> [WHAT THE TASK REQUIRES]: Write out the records again, exactly, leaving none out.

> [LISTED ENTRIES]:

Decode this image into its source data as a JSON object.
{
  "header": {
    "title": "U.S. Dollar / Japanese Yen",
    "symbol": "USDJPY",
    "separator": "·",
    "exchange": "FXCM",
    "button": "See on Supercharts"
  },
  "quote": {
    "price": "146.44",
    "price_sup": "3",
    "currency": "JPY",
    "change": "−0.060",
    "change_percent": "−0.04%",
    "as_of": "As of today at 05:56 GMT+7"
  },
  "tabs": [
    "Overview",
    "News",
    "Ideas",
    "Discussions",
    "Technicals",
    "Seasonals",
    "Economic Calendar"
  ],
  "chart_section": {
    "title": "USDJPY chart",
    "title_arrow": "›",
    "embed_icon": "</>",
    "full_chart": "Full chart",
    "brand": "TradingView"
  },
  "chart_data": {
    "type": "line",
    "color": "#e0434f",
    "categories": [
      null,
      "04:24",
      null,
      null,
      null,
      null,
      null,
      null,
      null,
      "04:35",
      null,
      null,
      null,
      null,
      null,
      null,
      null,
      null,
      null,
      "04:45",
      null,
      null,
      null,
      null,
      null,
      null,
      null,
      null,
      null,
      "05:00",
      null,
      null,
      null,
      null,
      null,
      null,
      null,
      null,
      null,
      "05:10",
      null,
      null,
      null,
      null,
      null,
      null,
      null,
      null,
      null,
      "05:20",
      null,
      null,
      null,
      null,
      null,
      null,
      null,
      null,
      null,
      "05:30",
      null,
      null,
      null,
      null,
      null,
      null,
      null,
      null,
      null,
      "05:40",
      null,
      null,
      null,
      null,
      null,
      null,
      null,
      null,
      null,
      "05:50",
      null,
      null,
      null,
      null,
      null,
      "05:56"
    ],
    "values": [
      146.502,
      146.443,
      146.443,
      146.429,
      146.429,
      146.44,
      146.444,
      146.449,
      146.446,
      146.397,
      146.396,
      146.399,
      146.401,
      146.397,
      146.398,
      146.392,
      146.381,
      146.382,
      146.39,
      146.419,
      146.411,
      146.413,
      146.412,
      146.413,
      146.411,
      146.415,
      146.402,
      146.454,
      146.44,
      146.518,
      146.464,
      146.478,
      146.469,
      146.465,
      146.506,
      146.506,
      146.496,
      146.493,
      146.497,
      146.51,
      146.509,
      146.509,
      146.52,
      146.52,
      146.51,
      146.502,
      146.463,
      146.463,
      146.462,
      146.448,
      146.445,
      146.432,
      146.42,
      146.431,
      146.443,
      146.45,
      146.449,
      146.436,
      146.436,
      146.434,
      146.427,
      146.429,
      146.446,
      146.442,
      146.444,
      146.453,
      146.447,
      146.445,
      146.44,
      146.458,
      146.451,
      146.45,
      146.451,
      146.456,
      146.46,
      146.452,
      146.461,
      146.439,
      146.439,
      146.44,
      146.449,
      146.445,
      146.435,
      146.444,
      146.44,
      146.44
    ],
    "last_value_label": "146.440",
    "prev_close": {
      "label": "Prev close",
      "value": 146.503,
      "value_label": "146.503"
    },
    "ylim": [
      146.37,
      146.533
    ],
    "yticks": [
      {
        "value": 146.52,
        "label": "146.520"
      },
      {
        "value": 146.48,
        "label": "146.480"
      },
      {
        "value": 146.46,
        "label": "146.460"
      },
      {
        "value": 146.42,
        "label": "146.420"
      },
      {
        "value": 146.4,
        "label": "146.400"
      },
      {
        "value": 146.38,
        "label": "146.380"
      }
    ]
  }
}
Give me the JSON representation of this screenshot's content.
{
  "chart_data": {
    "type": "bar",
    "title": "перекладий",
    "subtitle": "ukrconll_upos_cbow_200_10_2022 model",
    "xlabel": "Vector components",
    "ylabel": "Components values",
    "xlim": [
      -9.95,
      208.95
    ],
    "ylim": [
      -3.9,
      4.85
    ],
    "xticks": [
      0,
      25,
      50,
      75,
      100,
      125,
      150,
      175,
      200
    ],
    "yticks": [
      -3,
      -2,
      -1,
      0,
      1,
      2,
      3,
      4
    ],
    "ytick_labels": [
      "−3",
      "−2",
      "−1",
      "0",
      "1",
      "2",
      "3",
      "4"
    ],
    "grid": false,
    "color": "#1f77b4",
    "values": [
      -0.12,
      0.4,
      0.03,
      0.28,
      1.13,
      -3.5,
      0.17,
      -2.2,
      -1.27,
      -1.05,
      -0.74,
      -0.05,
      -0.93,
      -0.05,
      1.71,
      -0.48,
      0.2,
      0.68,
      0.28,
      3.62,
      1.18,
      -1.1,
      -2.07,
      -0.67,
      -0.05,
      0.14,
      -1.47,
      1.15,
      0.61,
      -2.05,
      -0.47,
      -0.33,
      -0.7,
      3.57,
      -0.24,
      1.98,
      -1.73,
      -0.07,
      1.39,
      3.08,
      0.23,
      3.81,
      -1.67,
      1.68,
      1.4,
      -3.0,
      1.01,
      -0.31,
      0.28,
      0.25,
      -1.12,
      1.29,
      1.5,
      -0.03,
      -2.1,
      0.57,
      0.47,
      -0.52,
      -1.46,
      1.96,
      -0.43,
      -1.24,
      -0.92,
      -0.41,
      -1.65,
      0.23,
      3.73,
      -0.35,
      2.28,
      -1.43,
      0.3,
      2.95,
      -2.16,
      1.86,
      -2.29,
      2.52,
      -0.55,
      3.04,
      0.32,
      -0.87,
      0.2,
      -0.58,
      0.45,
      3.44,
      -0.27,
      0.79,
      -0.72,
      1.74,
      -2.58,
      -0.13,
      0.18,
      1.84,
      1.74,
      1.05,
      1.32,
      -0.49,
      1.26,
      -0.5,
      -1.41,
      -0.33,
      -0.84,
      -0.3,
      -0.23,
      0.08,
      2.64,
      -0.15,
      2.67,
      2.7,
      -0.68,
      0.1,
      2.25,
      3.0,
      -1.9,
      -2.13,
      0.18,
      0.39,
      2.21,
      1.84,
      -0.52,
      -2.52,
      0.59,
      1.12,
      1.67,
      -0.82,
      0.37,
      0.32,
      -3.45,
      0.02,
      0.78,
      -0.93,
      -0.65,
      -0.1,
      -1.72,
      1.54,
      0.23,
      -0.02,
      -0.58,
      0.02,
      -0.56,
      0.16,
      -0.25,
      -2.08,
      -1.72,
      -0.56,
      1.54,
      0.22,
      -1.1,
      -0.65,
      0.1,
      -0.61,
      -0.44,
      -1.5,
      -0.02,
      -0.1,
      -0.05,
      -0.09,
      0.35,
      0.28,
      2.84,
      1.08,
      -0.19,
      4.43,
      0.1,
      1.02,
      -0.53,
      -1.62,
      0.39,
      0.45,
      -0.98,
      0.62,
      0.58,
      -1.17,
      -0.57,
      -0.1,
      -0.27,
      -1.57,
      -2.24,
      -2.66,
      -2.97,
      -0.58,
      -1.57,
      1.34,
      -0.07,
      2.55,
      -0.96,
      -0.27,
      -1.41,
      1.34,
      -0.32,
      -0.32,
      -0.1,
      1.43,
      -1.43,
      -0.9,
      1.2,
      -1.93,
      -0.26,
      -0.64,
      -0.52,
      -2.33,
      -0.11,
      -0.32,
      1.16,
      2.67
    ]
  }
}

> [RESPONSE]:
Decode this image into its source data as a JSON object.
{
  "header": {
    "title": "U.S. Dollar / Japanese Yen",
    "symbol": "USDJPY",
    "separator": "·",
    "exchange": "FXCM",
    "button": "See on Supercharts"
  },
  "quote": {
    "price": "146.44",
    "price_sup": "3",
    "currency": "JPY",
    "change": "−0.060",
    "change_percent": "−0.04%",
    "as_of": "As of today at 05:56 GMT+7"
  },
  "tabs": [
    "Overview",
    "News",
    "Ideas",
    "Discussions",
    "Technicals",
    "Seasonals",
    "Economic Calendar"
  ],
  "chart_section": {
    "title": "USDJPY chart",
    "title_arrow": "›",
    "embed_icon": "</>",
    "full_chart": "Full chart",
    "brand": "TradingView"
  },
  "chart_data": {
    "type": "line",
    "color": "#e0434f",
    "categories": [
      null,
      "04:24",
      null,
      null,
      null,
      null,
      null,
      null,
      null,
      "04:35",
      null,
      null,
      null,
      null,
      null,
      null,
      null,
      null,
      null,
      "04:45",
      null,
      null,
      null,
      null,
      null,
      null,
      null,
      null,
      null,
      "05:00",
      null,
      null,
      null,
      null,
      null,
      null,
      null,
      null,
      null,
      "05:10",
      null,
      null,
      null,
      null,
      null,
      null,
      null,
      null,
      null,
      "05:20",
      null,
      null,
      null,
      null,
      null,
      null,
      null,
      null,
      null,
      "05:30",
      null,
      null,
      null,
      null,
      null,
      null,
      null,
      null,
      null,
      "05:40",
      null,
      null,
      null,
      null,
      null,
      null,
      null,
      null,
      null,
      "05:50",
      null,
      null,
      null,
      null,
      null,
      "05:56"
    ],
    "values": [
      146.502,
      146.443,
      146.443,
      146.429,
      146.429,
      146.44,
      146.444,
      146.449,
      146.446,
      146.397,
      146.396,
      146.399,
      146.401,
      146.397,
      146.398,
      146.392,
      146.381,
      146.382,
      146.39,
      146.419,
      146.411,
      146.413,
      146.412,
      146.413,
      146.411,
      146.415,
      146.402,
      146.454,
      146.44,
      146.518,
      146.464,
      146.478,
      146.469,
      146.465,
      146.506,
      146.506,
      146.496,
      146.493,
      146.497,
      146.51,
      146.509,
      146.509,
      146.52,
      146.52,
      146.51,
      146.502,
      146.463,
      146.463,
      146.462,
      146.448,
      146.445,
      146.432,
      146.42,
      146.431,
      146.443,
      146.45,
      146.449,
      146.436,
      146.436,
      146.434,
      146.427,
      146.429,
      146.446,
      146.442,
      146.444,
      146.453,
      146.447,
      146.445,
      146.44,
      146.458,
      146.451,
      146.45,
      146.451,
      146.456,
      146.46,
      146.452,
      146.461,
      146.439,
      146.439,
      146.44,
      146.449,
      146.445,
      146.435,
      146.444,
      146.44,
      146.44
    ],
    "last_value_label": "146.440",
    "prev_close": {
      "label": "Prev close",
      "value": 146.503,
      "value_label": "146.503"
    },
    "ylim": [
      146.37,
      146.533
    ],
    "yticks": [
      {
        "value": 146.52,
        "label": "146.520"
      },
      {
        "value": 146.48,
        "label": "146.480"
      },
      {
        "value": 146.46,
        "label": "146.460"
      },
      {
        "value": 146.42,
        "label": "146.420"
      },
      {
        "value": 146.4,
        "label": "146.400"
      },
      {
        "value": 146.38,
        "label": "146.380"
      }
    ]
  }
}
Give me the JSON representation of this screenshot's content.
{
  "chart_data": {
    "type": "bar",
    "title": "перекладий",
    "subtitle": "ukrconll_upos_cbow_200_10_2022 model",
    "xlabel": "Vector components",
    "ylabel": "Components values",
    "xlim": [
      -9.95,
      208.95
    ],
    "ylim": [
      -3.9,
      4.85
    ],
    "xticks": [
      0,
      25,
      50,
      75,
      100,
      125,
      150,
      175,
      200
    ],
    "yticks": [
      -3,
      -2,
      -1,
      0,
      1,
      2,
      3,
      4
    ],
    "ytick_labels": [
      "−3",
      "−2",
      "−1",
      "0",
      "1",
      "2",
      "3",
      "4"
    ],
    "grid": false,
    "color": "#1f77b4",
    "values": [
      -0.12,
      0.4,
      0.03,
      0.28,
      1.13,
      -3.5,
      0.17,
      -2.2,
      -1.27,
      -1.05,
      -0.74,
      -0.05,
      -0.93,
      -0.05,
      1.71,
      -0.48,
      0.2,
      0.68,
      0.28,
      3.62,
      1.18,
      -1.1,
      -2.07,
      -0.67,
      -0.05,
      0.14,
      -1.47,
      1.15,
      0.61,
      -2.05,
      -0.47,
      -0.33,
      -0.7,
      3.57,
      -0.24,
      1.98,
      -1.73,
      -0.07,
      1.39,
      3.08,
      0.23,
      3.81,
      -1.67,
      1.68,
      1.4,
      -3.0,
      1.01,
      -0.31,
      0.28,
      0.25,
      -1.12,
      1.29,
      1.5,
      -0.03,
      -2.1,
      0.57,
      0.47,
      -0.52,
      -1.46,
      1.96,
      -0.43,
      -1.24,
      -0.92,
      -0.41,
      -1.65,
      0.23,
      3.73,
      -0.35,
      2.28,
      -1.43,
      0.3,
      2.95,
      -2.16,
      1.86,
      -2.29,
      2.52,
      -0.55,
      3.04,
      0.32,
      -0.87,
      0.2,
      -0.58,
      0.45,
      3.44,
      -0.27,
      0.79,
      -0.72,
      1.74,
      -2.58,
      -0.13,
      0.18,
      1.84,
      1.74,
      1.05,
      1.32,
      -0.49,
      1.26,
      -0.5,
      -1.41,
      -0.33,
      -0.84,
      -0.3,
      -0.23,
      0.08,
      2.64,
      -0.15,
      2.67,
      2.7,
      -0.68,
      0.1,
      2.25,
      3.0,
      -1.9,
      -2.13,
      0.18,
      0.39,
      2.21,
      1.84,
      -0.52,
      -2.52,
      0.59,
      1.12,
      1.67,
      -0.82,
      0.37,
      0.32,
      -3.45,
      0.02,
      0.78,
      -0.93,
      -0.65,
      -0.1,
      -1.72,
      1.54,
      0.23,
      -0.02,
      -0.58,
      0.02,
      -0.56,
      0.16,
      -0.25,
      -2.08,
      -1.72,
      -0.56,
      1.54,
      0.22,
      -1.1,
      -0.65,
      0.1,
      -0.61,
      -0.44,
      -1.5,
      -0.02,
      -0.1,
      -0.05,
      -0.09,
      0.35,
      0.28,
      2.84,
      1.08,
      -0.19,
      4.43,
      0.1,
      1.02,
      -0.53,
      -1.62,
      0.39,
      0.45,
      -0.98,
      0.62,
      0.58,
      -1.17,
      -0.57,
      -0.1,
      -0.27,
      -1.57,
      -2.24,
      -2.66,
      -2.97,
      -0.58,
      -1.57,
      1.34,
      -0.07,
      2.55,
      -0.96,
      -0.27,
      -1.41,
      1.34,
      -0.32,
      -0.32,
      -0.1,
      1.43,
      -1.43,
      -0.9,
      1.2,
      -1.93,
      -0.26,
      -0.64,
      -0.52,
      -2.33,
      -0.11,
      -0.32,
      1.16,
      2.67
    ]
  }
}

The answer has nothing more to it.